Challenges.
A - In the forum post on logical operators, rewrite the paragraph that begins "What I was referring to" as a short bulleted list that keeps its main points.
B - Based on the forum post on logical operators, decide whether each statement agrees with it. Answer yes or no, and quote the words from the post that settle it.
(i) Nine binary operations are defined.
(ii) Binary operations can appear outside expressions.
(iii) The expressions on a line are evaluated after the line is executed.
C - Write a continuation of the forum post on logical operators, starting right after its last sentence.

That is a very broad question, those are logical operators and you can use it for so many reasons, you will have to be more specific what you want to do, or you can get some more information on the MicroSoft website VBScript help, or download the VB-Script-Commands.pdf in the download section of Art's homepage.

William
Nothing's impossible
Re: and, or ,xor
« Reply #2 on: July 28, 2007, 03:53:05 PM »
What I was referring to was referenced in the manual (see bold red below).  I am wondering if this construct can be used as a IF Then statement inside an equation.  I realize the use of these statement in VB or other programing languages can be very broad but I am thinking the way they employed in an equation is very limited.  I would be curious to see any examples if they exist.

Thanks

Dan


Quote
0.5.3.3 Expressions and Binary Operations
An expression is a set of characters starting with a left bracket [ and ending with a
balancing right bracket ]. In between the brackets are numbers, parameter values,
mathematical operations, and other expressions. An expression may be evaluated to
produce a number. The expressions on a line are evaluated when the line is read, before
anything on the line is executed. An example of an expression is:
[1+acos[0]-[#3**[4.0/2]]]
Binary operations appear only inside expressions. Nine binary operations are defined. There
are four basic mathematical operations: addition (+), subtraction (-), multiplication (*), and
division (/). There are three logical operations: non-exclusive or (OR), exclusive or (XOR),
and logical and (AND).

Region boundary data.
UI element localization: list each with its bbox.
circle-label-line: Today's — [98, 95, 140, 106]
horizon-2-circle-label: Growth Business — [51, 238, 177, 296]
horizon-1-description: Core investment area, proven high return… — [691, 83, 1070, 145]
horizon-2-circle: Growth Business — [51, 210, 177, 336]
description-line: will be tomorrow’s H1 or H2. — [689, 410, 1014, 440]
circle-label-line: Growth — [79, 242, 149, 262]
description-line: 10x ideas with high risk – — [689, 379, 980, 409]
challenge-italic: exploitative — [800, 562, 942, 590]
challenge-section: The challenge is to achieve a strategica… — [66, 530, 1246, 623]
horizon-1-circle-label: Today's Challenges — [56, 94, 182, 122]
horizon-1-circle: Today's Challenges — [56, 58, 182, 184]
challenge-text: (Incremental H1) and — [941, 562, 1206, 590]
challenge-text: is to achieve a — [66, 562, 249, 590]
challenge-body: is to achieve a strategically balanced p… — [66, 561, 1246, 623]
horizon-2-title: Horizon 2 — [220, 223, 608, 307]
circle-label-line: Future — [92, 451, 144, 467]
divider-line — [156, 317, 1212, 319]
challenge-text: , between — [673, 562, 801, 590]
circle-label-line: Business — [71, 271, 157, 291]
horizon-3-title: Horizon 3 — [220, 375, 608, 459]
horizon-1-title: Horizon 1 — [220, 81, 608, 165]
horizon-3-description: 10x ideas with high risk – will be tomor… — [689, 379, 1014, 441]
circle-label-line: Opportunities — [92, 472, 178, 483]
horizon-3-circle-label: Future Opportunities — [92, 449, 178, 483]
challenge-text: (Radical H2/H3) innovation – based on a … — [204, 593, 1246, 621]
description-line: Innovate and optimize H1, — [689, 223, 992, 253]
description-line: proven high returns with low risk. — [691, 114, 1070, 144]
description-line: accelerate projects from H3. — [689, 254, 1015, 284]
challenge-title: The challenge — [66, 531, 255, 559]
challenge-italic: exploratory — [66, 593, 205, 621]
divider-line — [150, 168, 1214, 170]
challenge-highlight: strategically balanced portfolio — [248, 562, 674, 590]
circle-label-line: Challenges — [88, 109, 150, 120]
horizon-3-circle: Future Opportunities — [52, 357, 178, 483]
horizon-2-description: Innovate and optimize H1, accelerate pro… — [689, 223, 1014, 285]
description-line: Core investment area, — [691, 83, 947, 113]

Task results.
A -
- The writer means a construct mentioned in the manual.
- They wonder whether it can work as an If Then statement inside an equation.
- They know these statements have very broad uses in VB and other programming languages.
- They think their use inside an equation is very limited.
- They would like to see any examples that exist.

B -
(i) Yes: "Nine binary operations are defined."
(ii) No: "Binary operations appear only inside expressions."
(iii) No: "The expressions on a line are evaluated when the line is read, before anything on the line is executed."

C -
The eighth operation is the modulus operation (MOD). The ninth
operation is the "power" operation (**) of raising the number on the left of the operation to
the power on the right.
The binary operations are divided into three groups. The first group is: power. The second
group is: multiplication, division, and modulus. The third group is: addition, subtraction,
logical non-exclusive or, logical exclusive or, and logical and. If operations are strung
together (for example in the expression [2.0/3*1.5-5.5/11.0]), operations in the
first group are to be performed before operations in the second group and operations in the
second group before operations in the third group. If an expression contains more than one
operation from the same group (such as the first / and * in the example), the operation on
the left is performed first. Thus, the example is equivalent to: [((2.0/3)*1.5)-
(5.5/11.0)] which simplifies to [1.0-0.5] which is 0.5.
The logical operations and modulus are to be performed on any real numbers, not just on
integers. The number zero is equivalent to logical false, and any non-zero number is
equivalent to logical true.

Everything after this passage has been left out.